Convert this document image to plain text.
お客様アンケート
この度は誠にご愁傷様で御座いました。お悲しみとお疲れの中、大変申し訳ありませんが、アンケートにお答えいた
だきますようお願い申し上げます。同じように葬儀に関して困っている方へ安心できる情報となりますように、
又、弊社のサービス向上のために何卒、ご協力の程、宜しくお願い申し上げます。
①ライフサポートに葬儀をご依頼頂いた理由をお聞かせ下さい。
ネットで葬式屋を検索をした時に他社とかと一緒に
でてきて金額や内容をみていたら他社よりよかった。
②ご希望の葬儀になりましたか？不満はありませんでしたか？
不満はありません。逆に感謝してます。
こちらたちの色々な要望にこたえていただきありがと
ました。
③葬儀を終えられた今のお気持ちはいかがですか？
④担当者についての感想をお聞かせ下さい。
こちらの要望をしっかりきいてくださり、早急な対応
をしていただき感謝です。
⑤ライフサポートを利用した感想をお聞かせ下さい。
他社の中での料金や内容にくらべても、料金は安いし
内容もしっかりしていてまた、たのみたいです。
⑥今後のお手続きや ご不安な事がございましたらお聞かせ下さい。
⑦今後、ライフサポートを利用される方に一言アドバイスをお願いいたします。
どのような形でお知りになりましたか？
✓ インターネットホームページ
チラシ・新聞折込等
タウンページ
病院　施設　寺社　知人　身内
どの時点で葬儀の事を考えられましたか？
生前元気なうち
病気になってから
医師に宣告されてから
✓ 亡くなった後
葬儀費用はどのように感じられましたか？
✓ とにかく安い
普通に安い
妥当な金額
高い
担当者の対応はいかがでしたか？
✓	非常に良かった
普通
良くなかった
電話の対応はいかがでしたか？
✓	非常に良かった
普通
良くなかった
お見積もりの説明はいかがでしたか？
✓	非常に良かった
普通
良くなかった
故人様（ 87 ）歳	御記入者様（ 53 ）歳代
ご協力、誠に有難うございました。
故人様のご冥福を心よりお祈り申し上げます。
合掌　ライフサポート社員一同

===

Exercise task. All of the lines above need to be given again exactly.

Task output.
Convert this document image to plain text.
お客様アンケート
この度は誠にご愁傷様で御座いました。お悲しみとお疲れの中、大変申し訳ありませんが、アンケートにお答えいた
だきますようお願い申し上げます。同じように葬儀に関して困っている方へ安心できる情報となりますように、
又、弊社のサービス向上のために何卒、ご協力の程、宜しくお願い申し上げます。
①ライフサポートに葬儀をご依頼頂いた理由をお聞かせ下さい。
ネットで葬式屋を検索をした時に他社とかと一緒に
でてきて金額や内容をみていたら他社よりよかった。
②ご希望の葬儀になりましたか？不満はありませんでしたか？
不満はありません。逆に感謝してます。
こちらたちの色々な要望にこたえていただきありがと
ました。
③葬儀を終えられた今のお気持ちはいかがですか？
④担当者についての感想をお聞かせ下さい。
こちらの要望をしっかりきいてくださり、早急な対応
をしていただき感謝です。
⑤ライフサポートを利用した感想をお聞かせ下さい。
他社の中での料金や内容にくらべても、料金は安いし
内容もしっかりしていてまた、たのみたいです。
⑥今後のお手続きや ご不安な事がございましたらお聞かせ下さい。
⑦今後、ライフサポートを利用される方に一言アドバイスをお願いいたします。
どのような形でお知りになりましたか？
✓ インターネットホームページ
チラシ・新聞折込等
タウンページ
病院　施設　寺社　知人　身内
どの時点で葬儀の事を考えられましたか？
生前元気なうち
病気になってから
医師に宣告されてから
✓ 亡くなった後
葬儀費用はどのように感じられましたか？
✓ とにかく安い
普通に安い
妥当な金額
高い
担当者の対応はいかがでしたか？
✓	非常に良かった
普通
良くなかった
電話の対応はいかがでしたか？
✓	非常に良かった
普通
良くなかった
お見積もりの説明はいかがでしたか？
✓	非常に良かった
普通
良くなかった
故人様（ 87 ）歳	御記入者様（ 53 ）歳代
ご協力、誠に有難うございました。
故人様のご冥福を心よりお祈り申し上げます。
合掌　ライフサポート社員一同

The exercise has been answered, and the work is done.